▶ [AIM]:
How many lines of these entries hold the string "price"? Reply with the number alone.

(Records from a dataset)
----

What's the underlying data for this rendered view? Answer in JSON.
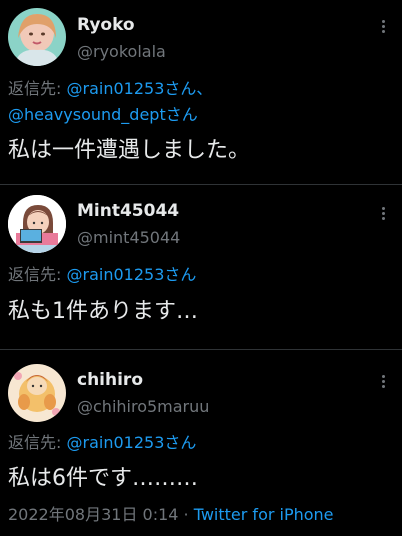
{
  "tweets": [
    {
      "name": "Ryoko",
      "handle": "@ryokolala",
      "replying_prefix": "返信先:",
      "mentions": [
        "@rain01253さん、",
        "@heavysound_deptさん"
      ],
      "text": "私は一件遭遇しました。",
      "avatar": "avatar-ryoko"
    },
    {
      "name": "Mint45044",
      "handle": "@mint45044",
      "replying_prefix": "返信先:",
      "mentions": [
        "@rain01253さん"
      ],
      "text": "私も1件あります…",
      "avatar": "avatar-mint"
    },
    {
      "name": "chihiro",
      "handle": "@chihiro5maruu",
      "replying_prefix": "返信先:",
      "mentions": [
        "@rain01253さん"
      ],
      "text": "私は6件です………",
      "timestamp": "2022年08月31日 0:14 · ",
      "source": "Twitter for iPhone",
      "avatar": "avatar-chihiro"
    }
  ],
  "icons": {
    "more": "more-vertical-icon"
  },
  "colors": {
    "background": "#000000",
    "text": "#e7e9ea",
    "secondary": "#71767b",
    "link": "#1d9bf0",
    "divider": "#2f3336"
  }
}
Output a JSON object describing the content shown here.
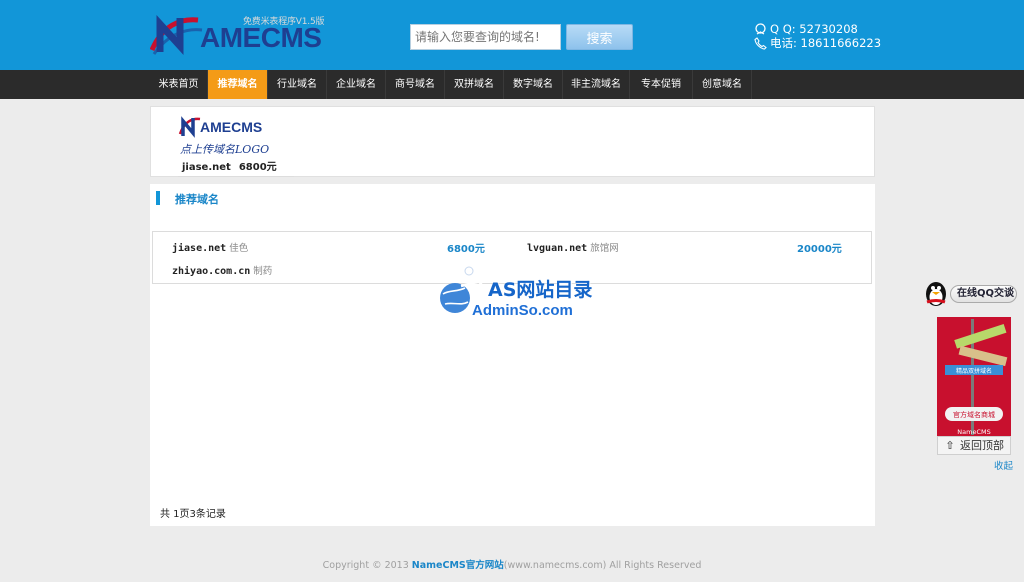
{
  "header": {
    "logo_text": "AMECMS",
    "slogan": "免费米表程序V1.5版",
    "search_placeholder": "请输入您要查询的域名!",
    "search_button": "搜索",
    "qq": "Q Q: 52730208",
    "phone": "电话: 18611666223"
  },
  "nav": {
    "items": [
      {
        "label": "米表首页"
      },
      {
        "label": "推荐域名"
      },
      {
        "label": "行业域名"
      },
      {
        "label": "企业域名"
      },
      {
        "label": "商号域名"
      },
      {
        "label": "双拼域名"
      },
      {
        "label": "数字域名"
      },
      {
        "label": "非主流域名"
      },
      {
        "label": "专本促销"
      },
      {
        "label": "创意域名"
      }
    ],
    "active_index": 1
  },
  "ad": {
    "logo_text": "AMECMS",
    "subtitle": "点上传域名LOGO",
    "domain": "jiase.net",
    "price": "6800元"
  },
  "section": {
    "title": "推荐域名"
  },
  "domains": [
    {
      "name": "jiase.net",
      "desc": "佳色",
      "price": "6800元"
    },
    {
      "name": "lvguan.net",
      "desc": "旅馆网",
      "price": "20000元"
    },
    {
      "name": "zhiyao.com.cn",
      "desc": "制药",
      "price": ""
    }
  ],
  "pager": {
    "text": "共 1页3条记录"
  },
  "watermark": {
    "line1": "AS网站目录",
    "line2": "AdminSo.com"
  },
  "footer": {
    "prefix": "Copyright © 2013 ",
    "brand": "NameCMS官方网站",
    "site": "(www.namecms.com)",
    "suffix": " All Rights Reserved"
  },
  "side": {
    "qq_label": "在线QQ交谈",
    "ad_sign1": "精品双拼域名",
    "ad_sign2": "官方域名商城",
    "ad_brand": "NameCMS",
    "back_top": "返回顶部",
    "collapse": "收起"
  },
  "colors": {
    "header_bg": "#1296d8",
    "nav_bg": "#2b2b2b",
    "nav_active": "#f49b17",
    "accent_text": "#1a86c8",
    "side_ad": "#c8102e"
  }
}
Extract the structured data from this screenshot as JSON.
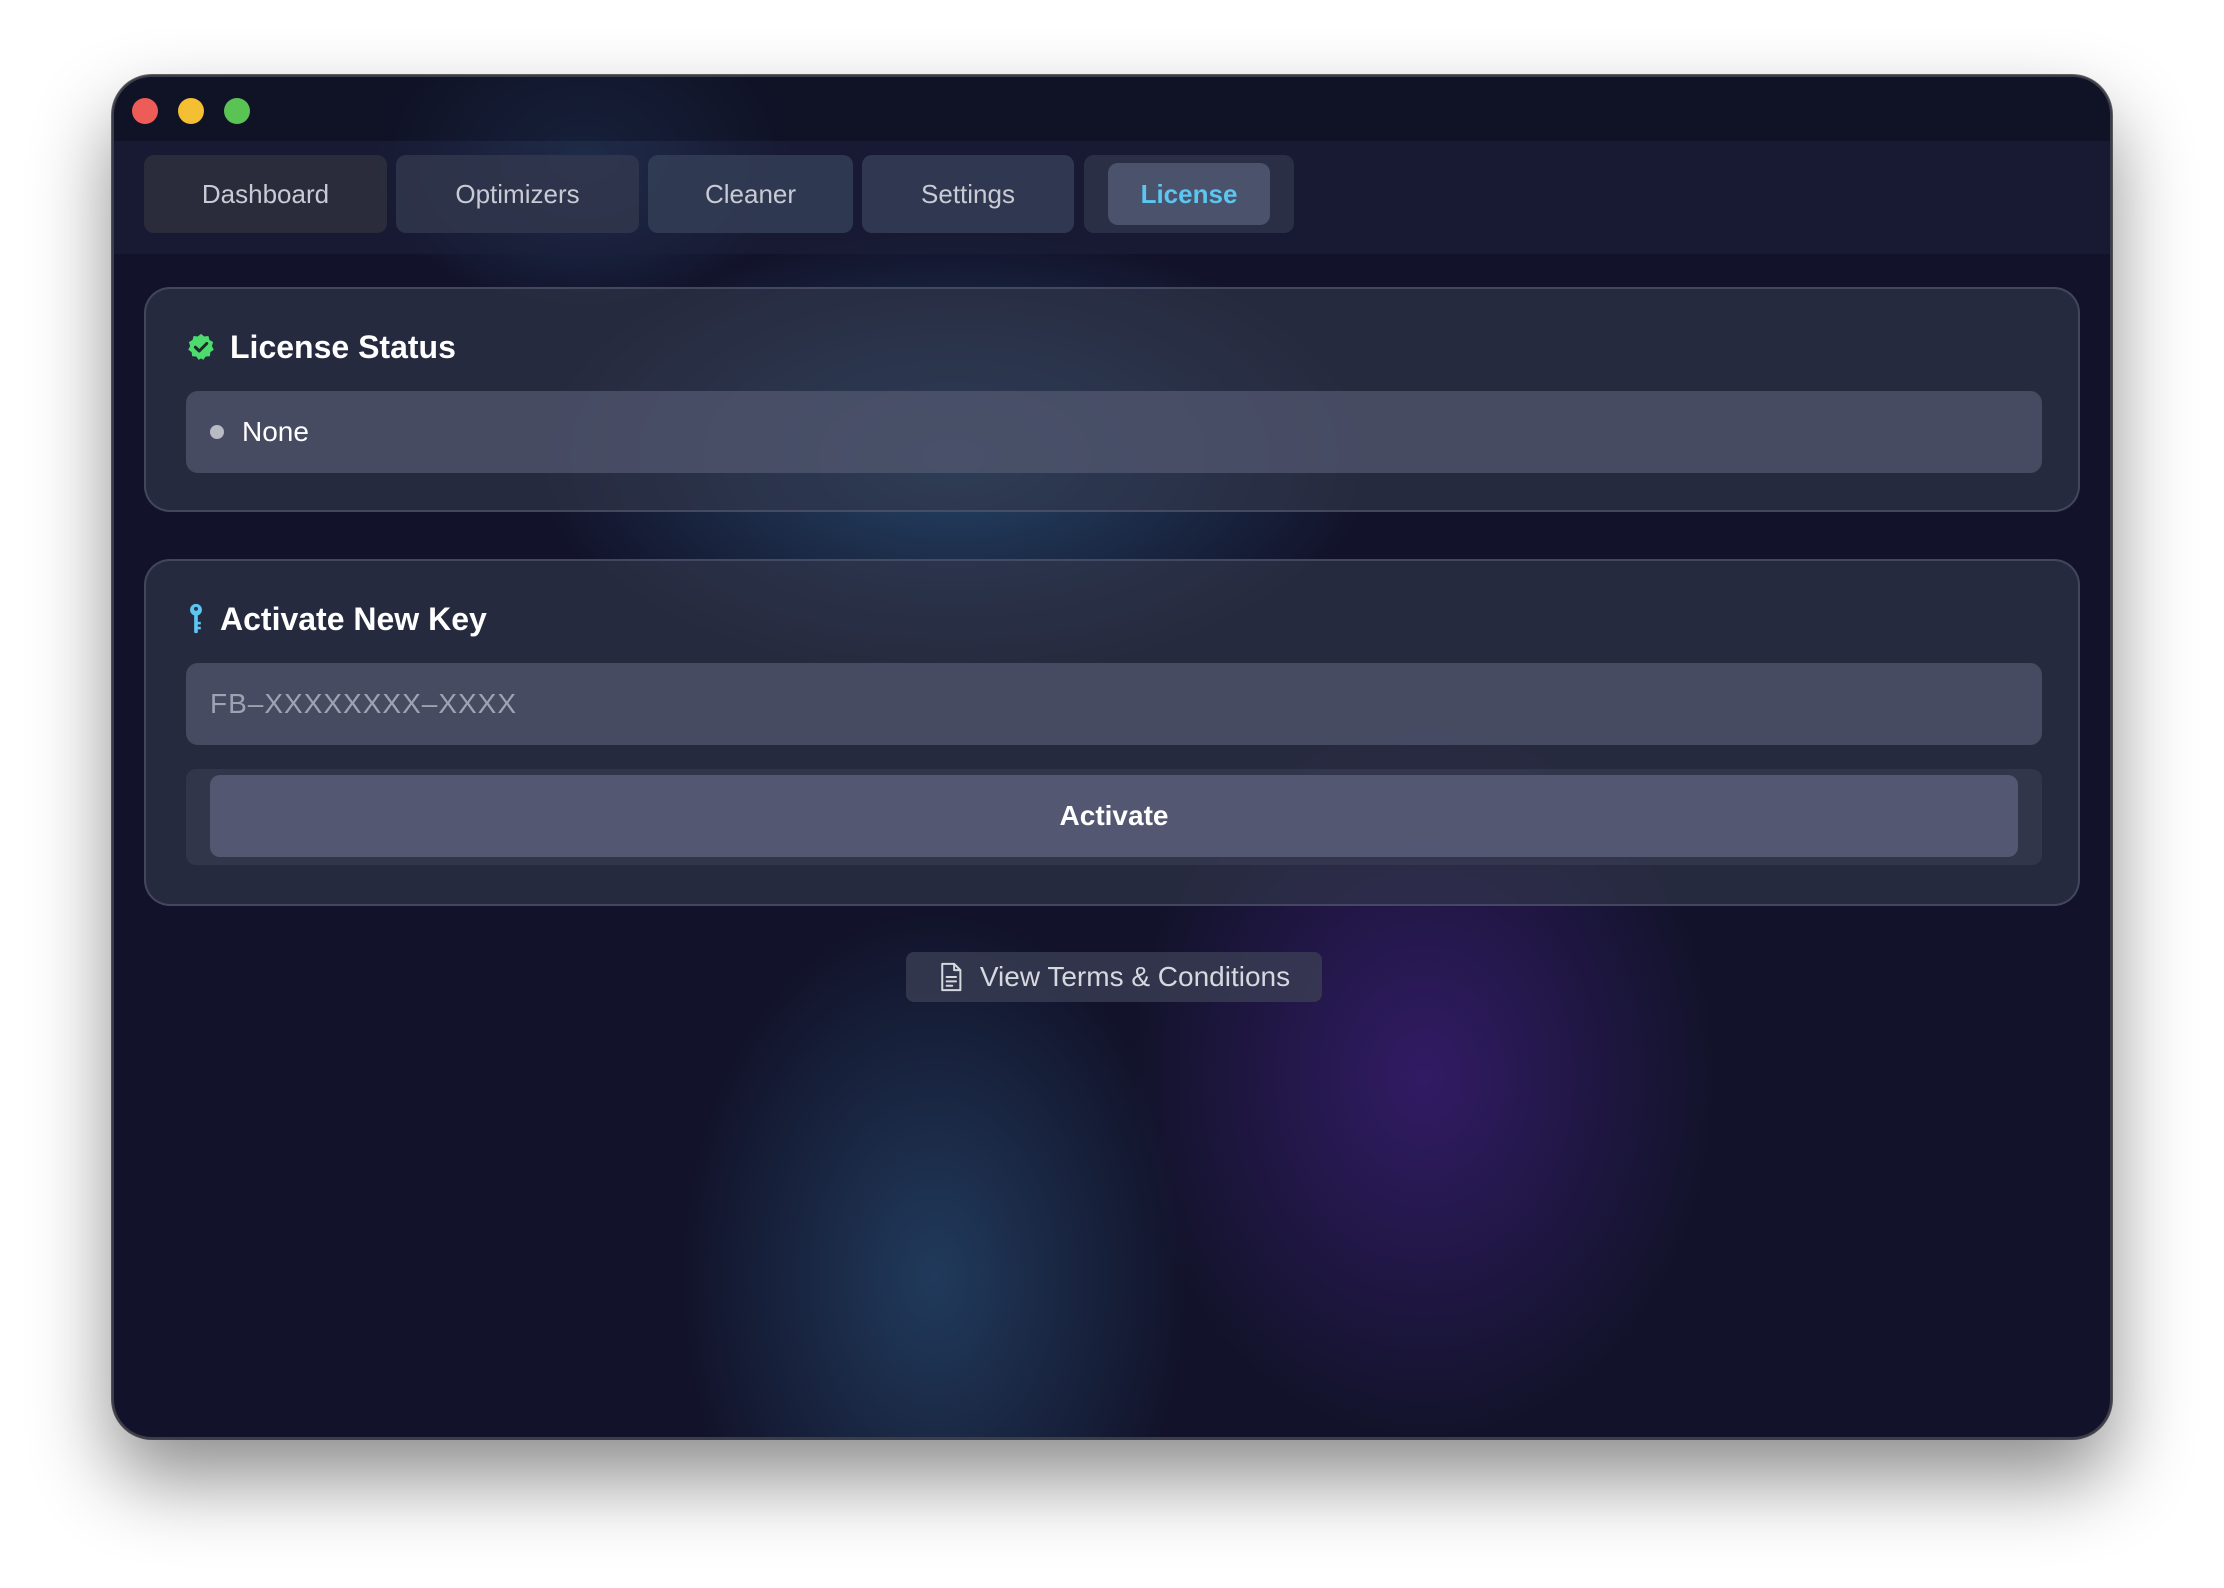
{
  "window": {
    "controls": [
      "close",
      "minimize",
      "maximize"
    ]
  },
  "tabs": [
    {
      "label": "Dashboard",
      "active": false
    },
    {
      "label": "Optimizers",
      "active": false
    },
    {
      "label": "Cleaner",
      "active": false
    },
    {
      "label": "Settings",
      "active": false
    },
    {
      "label": "License",
      "active": true
    }
  ],
  "license_status": {
    "title": "License Status",
    "icon": "verified-badge-icon",
    "status_value": "None"
  },
  "activate": {
    "title": "Activate New Key",
    "icon": "key-icon",
    "input_value": "",
    "input_placeholder": "FB–XXXXXXXX–XXXX",
    "button_label": "Activate"
  },
  "terms": {
    "label": "View Terms & Conditions",
    "icon": "document-icon"
  },
  "colors": {
    "accent": "#5cc6f0",
    "verified": "#4ddb6e",
    "key": "#5cc6f0"
  }
}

----

▶ [SOLUTION TO THE PROBLEM]:
4